Pruébalo →
Prolonga el texto sobre la guerra de información rusa a partir de su última oración.

Un hito importante en este desarrollo fue el artículo escrito por el general Valery Gerasimov en 2013, que desató un debate en Occidente sobre lo que algunos denominaron la "doctrina Gerasimov". Este documento no sólo reafirmó la importancia de la información como herramienta de guerra, sino que también propuso una reconfiguración de la estrategia militar tradicional. Gerasimov destacó que la línea entre guerra y paz se ha difuminado, y que las nuevas tecnologías permiten una guerra de información que puede ser más efectiva que el uso de armas convencionales. Según el general, los medios de comunicación, el ciberespacio y las tácticas informativas podían ser tan poderosos como las fuerzas armadas para alcanzar objetivos políticos y estratégicos.
Desde la publicación del artículo de Gerasimov, Rusia ha ido perfeccionando su enfoque hacia lo que se podría denominar "guerra de cuarta generación", en la que las herramientas de influencia digital, las noticias falsas, y los ataques cibernéticos forman una parte crucial de su arsenal. Este modelo ha sido adoptado no solo por el ejército ruso, sino también por diversas instituciones del Estado que ahora ven en la manipulación de la información una extensión de la política exterior rusa.
El concepto de “poder afilado” (sharp power), propuesto por académicos como el equipo de la Fundación Nacional para la Democracia (NED), ha ganado popularidad en la discusión sobre las OI rusas. Este concepto describe un tipo de influencia que penetra en el entorno político e informativo de los países objetivo, de manera mucho más intrusiva y coercitiva que el “poder blando” tradicional. Si bien el poder blando se basa en la atracción y la persuasión a través de la cultura y la diplomacia, el poder afilado es un tipo de influencia que busca desgarrar y perforar el sistema político de un país desde dentro, utilizando tácticas como la desinformación, la manipulación mediática, y el ciberespionaje. A través de estas tácticas, Rusia busca no solo modificar la percepción pública, sino también alterar el curso de las decisiones políticas en naciones democráticas.

Material de origen →
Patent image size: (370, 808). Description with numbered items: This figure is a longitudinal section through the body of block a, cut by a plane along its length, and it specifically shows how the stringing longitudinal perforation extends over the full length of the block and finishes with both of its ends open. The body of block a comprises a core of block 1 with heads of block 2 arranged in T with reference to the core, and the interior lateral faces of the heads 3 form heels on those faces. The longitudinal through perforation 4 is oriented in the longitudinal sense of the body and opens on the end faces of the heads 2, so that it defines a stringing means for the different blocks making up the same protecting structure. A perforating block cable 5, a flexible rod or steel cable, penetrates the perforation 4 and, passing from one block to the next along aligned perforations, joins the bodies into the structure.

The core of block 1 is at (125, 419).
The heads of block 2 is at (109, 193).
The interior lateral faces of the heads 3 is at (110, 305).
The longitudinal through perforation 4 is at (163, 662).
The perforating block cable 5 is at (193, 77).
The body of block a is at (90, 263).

Espacio de respuesta →
Este poder afilado no se limita a las operaciones de información, sino que también se extiende a otras áreas como el comercio, las inversiones extranjeras, el control de recursos energéticos, y las relaciones diplomáticas. La manipulación de estos dominios ofrece a Rusia una ventaja estratégica al influir en la opinión pública extranjera y ganar influencia en los sistemas políticos de otros países. Al contrario de las estrategias de poder blando, que buscan la cooperación y la asociación, el poder afilado se caracteriza por su capacidad para ejercer presión, intimidación y coerción sobre los países a los que se dirige.
Es fundamental que los lectores comprendan que, si bien la guerra de información y el uso de poder afilado son las formas más visibles de las operaciones rusas, estas no son actividades aisladas, sino que forman parte de una estrategia integral que abarca múltiples niveles de la interacción internacional. La guerra informativa no solo se libra en el ámbito digital, sino que también involucra las relaciones económicas, las alianzas internacionales y las estrategias de influencia en el ámbito académico y cultural.
Por último, hay que destacar que el concepto de poder afilado no es exclusivo de Rusia. Otros regímenes autoritarios, como China, han adoptado tácticas similares. Sin embargo, el caso ruso ha sido uno de los más estudiados debido a su sofisticación en la utilización de las nuevas tecnologías y a su capacidad para explotar las vulnerabilidades de los sistemas democráticos. El avance de estas técnicas y su integración con otras formas de influencia global presentan un desafío significativo para las democracias occidentales, que deben encontrar formas de defenderse contra estos métodos de manipulación e influencia en el ciberespacio y más allá.